Your objective: Your task is to write out the complete listing exactly as it is shown.

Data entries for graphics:
________

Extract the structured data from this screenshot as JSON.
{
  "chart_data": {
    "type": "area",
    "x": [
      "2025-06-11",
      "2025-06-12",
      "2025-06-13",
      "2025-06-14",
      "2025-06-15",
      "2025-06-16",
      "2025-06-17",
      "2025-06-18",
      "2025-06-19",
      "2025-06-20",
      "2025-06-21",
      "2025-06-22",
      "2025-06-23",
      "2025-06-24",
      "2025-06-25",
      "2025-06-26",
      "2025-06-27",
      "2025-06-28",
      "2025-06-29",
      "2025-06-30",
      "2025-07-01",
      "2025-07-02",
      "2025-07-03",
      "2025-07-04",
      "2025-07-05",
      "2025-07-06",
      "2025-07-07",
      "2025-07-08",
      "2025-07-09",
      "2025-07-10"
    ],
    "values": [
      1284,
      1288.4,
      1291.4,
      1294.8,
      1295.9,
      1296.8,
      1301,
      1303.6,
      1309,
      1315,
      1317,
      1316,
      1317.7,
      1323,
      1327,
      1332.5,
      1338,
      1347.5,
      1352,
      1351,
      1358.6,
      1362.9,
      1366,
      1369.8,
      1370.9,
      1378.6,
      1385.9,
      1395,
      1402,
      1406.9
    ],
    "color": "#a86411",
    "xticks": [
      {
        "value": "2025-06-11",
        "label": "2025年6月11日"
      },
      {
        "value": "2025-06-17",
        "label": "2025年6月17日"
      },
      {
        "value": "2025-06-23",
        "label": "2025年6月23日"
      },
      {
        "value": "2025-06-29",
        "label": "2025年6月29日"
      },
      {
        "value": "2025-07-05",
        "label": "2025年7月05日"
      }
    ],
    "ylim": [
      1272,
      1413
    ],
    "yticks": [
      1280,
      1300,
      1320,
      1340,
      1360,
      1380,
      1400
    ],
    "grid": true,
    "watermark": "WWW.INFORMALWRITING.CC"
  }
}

________

Task output:
Extract the structured data from this screenshot as JSON.
{
  "chart_data": {
    "type": "area",
    "x": [
      "2025-06-11",
      "2025-06-12",
      "2025-06-13",
      "2025-06-14",
      "2025-06-15",
      "2025-06-16",
      "2025-06-17",
      "2025-06-18",
      "2025-06-19",
      "2025-06-20",
      "2025-06-21",
      "2025-06-22",
      "2025-06-23",
      "2025-06-24",
      "2025-06-25",
      "2025-06-26",
      "2025-06-27",
      "2025-06-28",
      "2025-06-29",
      "2025-06-30",
      "2025-07-01",
      "2025-07-02",
      "2025-07-03",
      "2025-07-04",
      "2025-07-05",
      "2025-07-06",
      "2025-07-07",
      "2025-07-08",
      "2025-07-09",
      "2025-07-10"
    ],
    "values": [
      1284,
      1288.4,
      1291.4,
      1294.8,
      1295.9,
      1296.8,
      1301,
      1303.6,
      1309,
      1315,
      1317,
      1316,
      1317.7,
      1323,
      1327,
      1332.5,
      1338,
      1347.5,
      1352,
      1351,
      1358.6,
      1362.9,
      1366,
      1369.8,
      1370.9,
      1378.6,
      1385.9,
      1395,
      1402,
      1406.9
    ],
    "color": "#a86411",
    "xticks": [
      {
        "value": "2025-06-11",
        "label": "2025年6月11日"
      },
      {
        "value": "2025-06-17",
        "label": "2025年6月17日"
      },
      {
        "value": "2025-06-23",
        "label": "2025年6月23日"
      },
      {
        "value": "2025-06-29",
        "label": "2025年6月29日"
      },
      {
        "value": "2025-07-05",
        "label": "2025年7月05日"
      }
    ],
    "ylim": [
      1272,
      1413
    ],
    "yticks": [
      1280,
      1300,
      1320,
      1340,
      1360,
      1380,
      1400
    ],
    "grid": true,
    "watermark": "WWW.INFORMALWRITING.CC"
  }
}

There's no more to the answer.